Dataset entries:
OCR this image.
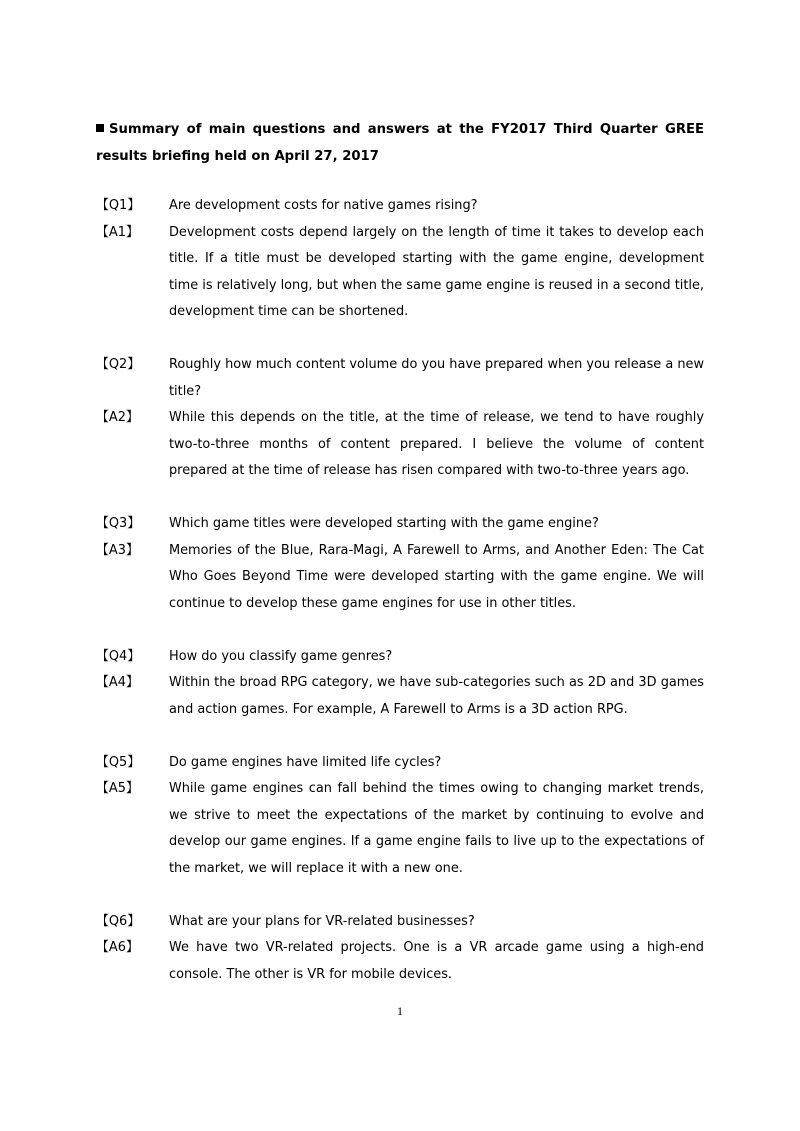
Summary of main questions and answers at the FY2017 Third Quarter GREE results briefing held on April 27, 2017
【Q1】	Are development costs for native games rising?
【A1】	Development costs depend largely on the length of time it takes to develop each title. If a title must be developed starting with the game engine, development time is relatively long, but when the same game engine is reused in a second title, development time can be shortened.
【Q2】	Roughly how much content volume do you have prepared when you release a new title?
【A2】	While this depends on the title, at the time of release, we tend to have roughly two-to-three months of content prepared. I believe the volume of content prepared at the time of release has risen compared with two-to-three years ago.
【Q3】	Which game titles were developed starting with the game engine?
【A3】	Memories of the Blue, Rara-Magi, A Farewell to Arms, and Another Eden: The Cat Who Goes Beyond Time were developed starting with the game engine. We will continue to develop these game engines for use in other titles.
【Q4】	How do you classify game genres?
【A4】	Within the broad RPG category, we have sub-categories such as 2D and 3D games and action games. For example, A Farewell to Arms is a 3D action RPG.
【Q5】	Do game engines have limited life cycles?
【A5】	While game engines can fall behind the times owing to changing market trends, we strive to meet the expectations of the market by continuing to evolve and develop our game engines. If a game engine fails to live up to the expectations of the market, we will replace it with a new one.
【Q6】	What are your plans for VR-related businesses?
【A6】	We have two VR-related projects. One is a VR arcade game using a high-end console. The other is VR for mobile devices.
1
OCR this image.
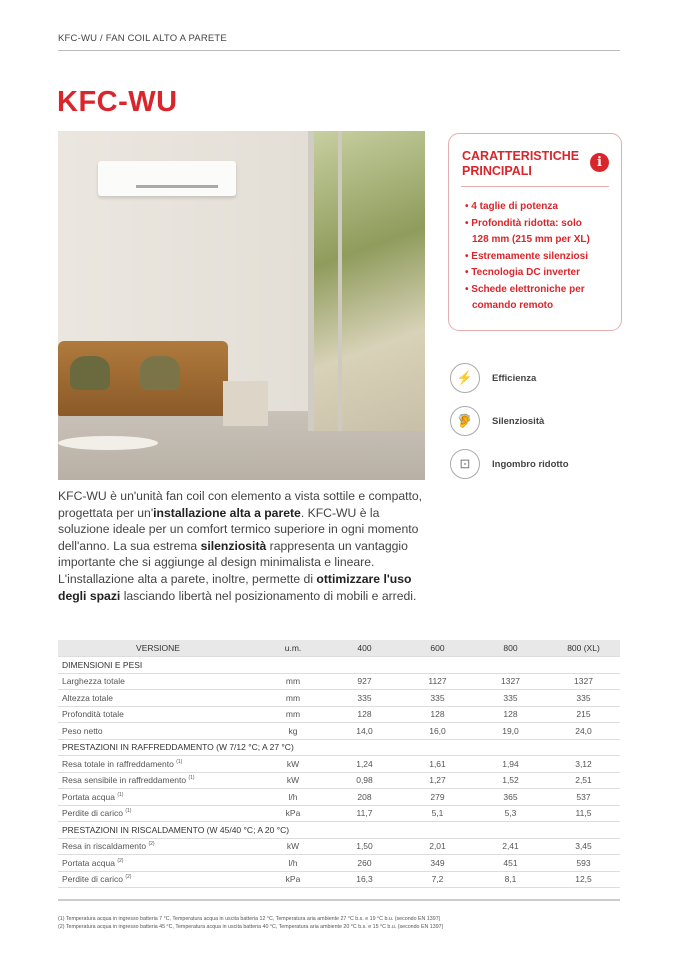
KFC-WU / FAN COIL ALTO A PARETE
KFC-WU
CARATTERISTICHE
PRINCIPALI
i
• 4 taglie di potenza
• Profondità ridotta: solo
128 mm (215 mm per XL)
• Estremamente silenziosi
• Tecnologia DC inverter
• Schede elettroniche per
comando remoto
⚡	Efficienza
🦻	Silenziosità
⊡	Ingombro ridotto

KFC-WU è un'unità fan coil con elemento a vista sottile e compatto, progettata per un'installazione alta a parete. KFC-WU è la soluzione ideale per un comfort termico superiore in ogni momento dell'anno. La sua estrema silenziosità rappresenta un vantaggio importante che si aggiunge al design minimalista e lineare. L'installazione alta a parete, inoltre, permette di ottimizzare l'uso degli spazi lasciando libertà nel posizionamento di mobili e arredi.

VERSIONE	u.m.	400	600	800	800 (XL)
DIMENSIONI E PESI					
Larghezza totale	mm	927	1127	1327	1327
Altezza totale	mm	335	335	335	335
Profondità totale	mm	128	128	128	215
Peso netto	kg	14,0	16,0	19,0	24,0
PRESTAZIONI IN RAFFREDDAMENTO (W 7/12 °C; A 27 °C)					
Resa totale in raffreddamento $^{(1)}$	kW	1,24	1,61	1,94	3,12
Resa sensibile in raffreddamento $^{(1)}$	kW	0,98	1,27	1,52	2,51
Portata acqua $^{(1)}$	l/h	208	279	365	537
Perdite di carico $^{(1)}$	kPa	11,7	5,1	5,3	11,5
PRESTAZIONI IN RISCALDAMENTO (W 45/40 °C; A 20 °C)					
Resa in riscaldamento $^{(2)}$	kW	1,50	2,01	2,41	3,45
Portata acqua $^{(2)}$	l/h	260	349	451	593
Perdite di carico $^{(2)}$	kPa	16,3	7,2	8,1	12,5
(1) Temperatura acqua in ingresso batteria 7 °C, Temperatura acqua in uscita batteria 12 °C, Temperatura aria ambiente 27 °C b.s. e 19 °C b.u. (secondo EN 1397)
(2) Temperatura acqua in ingresso batteria 45 °C, Temperatura acqua in uscita batteria 40 °C, Temperatura aria ambiente 20 °C b.s. e 15 °C b.u. (secondo EN 1397)
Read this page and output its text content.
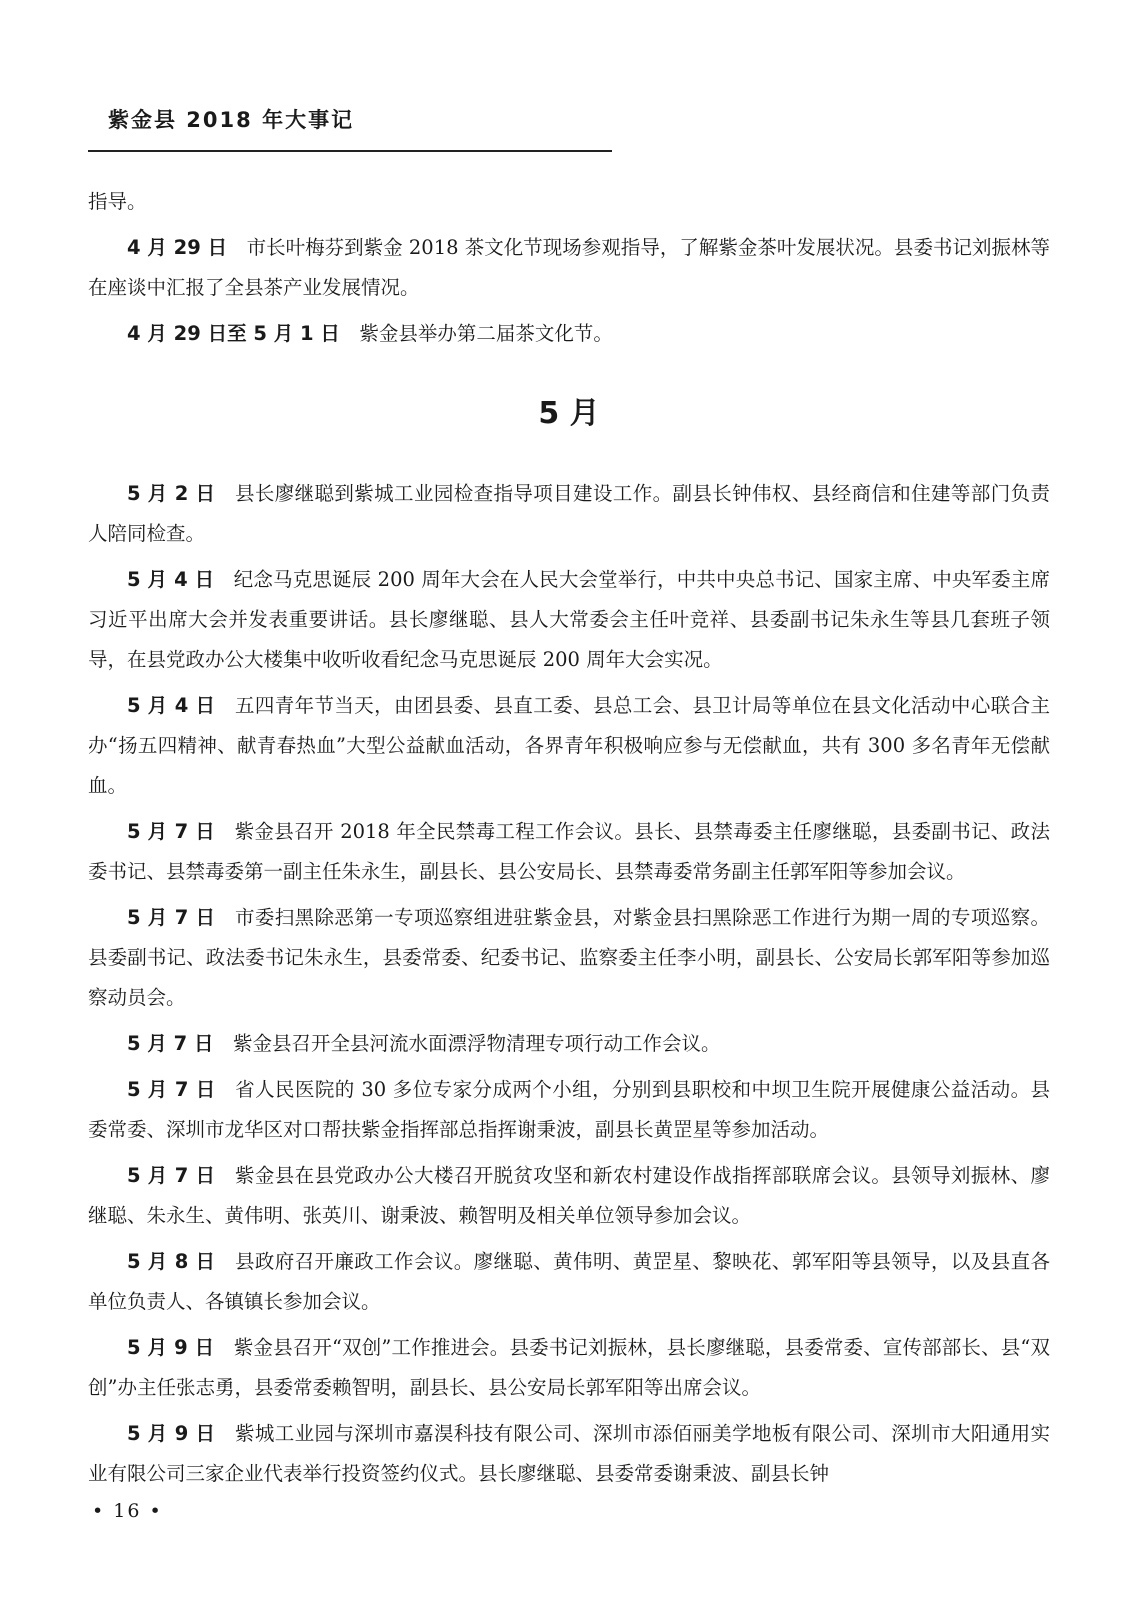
紫金县 2018 年大事记

指导。

4 月 29 日 市长叶梅芬到紫金 2018 茶文化节现场参观指导，了解紫金茶叶发展状况。县委书记刘振林等在座谈中汇报了全县茶产业发展情况。

4 月 29 日至 5 月 1 日 紫金县举办第二届茶文化节。

5 月

5 月 2 日 县长廖继聪到紫城工业园检查指导项目建设工作。副县长钟伟权、县经商信和住建等部门负责人陪同检查。

5 月 4 日 纪念马克思诞辰 200 周年大会在人民大会堂举行，中共中央总书记、国家主席、中央军委主席习近平出席大会并发表重要讲话。县长廖继聪、县人大常委会主任叶竞祥、县委副书记朱永生等县几套班子领导，在县党政办公大楼集中收听收看纪念马克思诞辰 200 周年大会实况。

5 月 4 日 五四青年节当天，由团县委、县直工委、县总工会、县卫计局等单位在县文化活动中心联合主办“扬五四精神、献青春热血”大型公益献血活动，各界青年积极响应参与无偿献血，共有 300 多名青年无偿献血。

5 月 7 日 紫金县召开 2018 年全民禁毒工程工作会议。县长、县禁毒委主任廖继聪，县委副书记、政法委书记、县禁毒委第一副主任朱永生，副县长、县公安局长、县禁毒委常务副主任郭军阳等参加会议。

5 月 7 日 市委扫黑除恶第一专项巡察组进驻紫金县，对紫金县扫黑除恶工作进行为期一周的专项巡察。县委副书记、政法委书记朱永生，县委常委、纪委书记、监察委主任李小明，副县长、公安局长郭军阳等参加巡察动员会。

5 月 7 日 紫金县召开全县河流水面漂浮物清理专项行动工作会议。

5 月 7 日 省人民医院的 30 多位专家分成两个小组，分别到县职校和中坝卫生院开展健康公益活动。县委常委、深圳市龙华区对口帮扶紫金指挥部总指挥谢秉波，副县长黄罡星等参加活动。

5 月 7 日 紫金县在县党政办公大楼召开脱贫攻坚和新农村建设作战指挥部联席会议。县领导刘振林、廖继聪、朱永生、黄伟明、张英川、谢秉波、赖智明及相关单位领导参加会议。

5 月 8 日 县政府召开廉政工作会议。廖继聪、黄伟明、黄罡星、黎映花、郭军阳等县领导，以及县直各单位负责人、各镇镇长参加会议。

5 月 9 日 紫金县召开“双创”工作推进会。县委书记刘振林，县长廖继聪，县委常委、宣传部部长、县“双创”办主任张志勇，县委常委赖智明，副县长、县公安局长郭军阳等出席会议。

5 月 9 日 紫城工业园与深圳市嘉淏科技有限公司、深圳市添佰丽美学地板有限公司、深圳市大阳通用实业有限公司三家企业代表举行投资签约仪式。县长廖继聪、县委常委谢秉波、副县长钟

• 16 •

## Aim of the exercise
Output exactly the lines from the one containing "Read this page and output its text content." through the last line of the records above, both included, leaving out any pictures.

## Solution
Read this page and output its text content.
紫金县 2018 年大事记

指导。

4 月 29 日 市长叶梅芬到紫金 2018 茶文化节现场参观指导，了解紫金茶叶发展状况。县委书记刘振林等在座谈中汇报了全县茶产业发展情况。

4 月 29 日至 5 月 1 日 紫金县举办第二届茶文化节。

5 月

5 月 2 日 县长廖继聪到紫城工业园检查指导项目建设工作。副县长钟伟权、县经商信和住建等部门负责人陪同检查。

5 月 4 日 纪念马克思诞辰 200 周年大会在人民大会堂举行，中共中央总书记、国家主席、中央军委主席习近平出席大会并发表重要讲话。县长廖继聪、县人大常委会主任叶竞祥、县委副书记朱永生等县几套班子领导，在县党政办公大楼集中收听收看纪念马克思诞辰 200 周年大会实况。

5 月 4 日 五四青年节当天，由团县委、县直工委、县总工会、县卫计局等单位在县文化活动中心联合主办“扬五四精神、献青春热血”大型公益献血活动，各界青年积极响应参与无偿献血，共有 300 多名青年无偿献血。

5 月 7 日 紫金县召开 2018 年全民禁毒工程工作会议。县长、县禁毒委主任廖继聪，县委副书记、政法委书记、县禁毒委第一副主任朱永生，副县长、县公安局长、县禁毒委常务副主任郭军阳等参加会议。

5 月 7 日 市委扫黑除恶第一专项巡察组进驻紫金县，对紫金县扫黑除恶工作进行为期一周的专项巡察。县委副书记、政法委书记朱永生，县委常委、纪委书记、监察委主任李小明，副县长、公安局长郭军阳等参加巡察动员会。

5 月 7 日 紫金县召开全县河流水面漂浮物清理专项行动工作会议。

5 月 7 日 省人民医院的 30 多位专家分成两个小组，分别到县职校和中坝卫生院开展健康公益活动。县委常委、深圳市龙华区对口帮扶紫金指挥部总指挥谢秉波，副县长黄罡星等参加活动。

5 月 7 日 紫金县在县党政办公大楼召开脱贫攻坚和新农村建设作战指挥部联席会议。县领导刘振林、廖继聪、朱永生、黄伟明、张英川、谢秉波、赖智明及相关单位领导参加会议。

5 月 8 日 县政府召开廉政工作会议。廖继聪、黄伟明、黄罡星、黎映花、郭军阳等县领导，以及县直各单位负责人、各镇镇长参加会议。

5 月 9 日 紫金县召开“双创”工作推进会。县委书记刘振林，县长廖继聪，县委常委、宣传部部长、县“双创”办主任张志勇，县委常委赖智明，副县长、县公安局长郭军阳等出席会议。

5 月 9 日 紫城工业园与深圳市嘉淏科技有限公司、深圳市添佰丽美学地板有限公司、深圳市大阳通用实业有限公司三家企业代表举行投资签约仪式。县长廖继聪、县委常委谢秉波、副县长钟

• 16 •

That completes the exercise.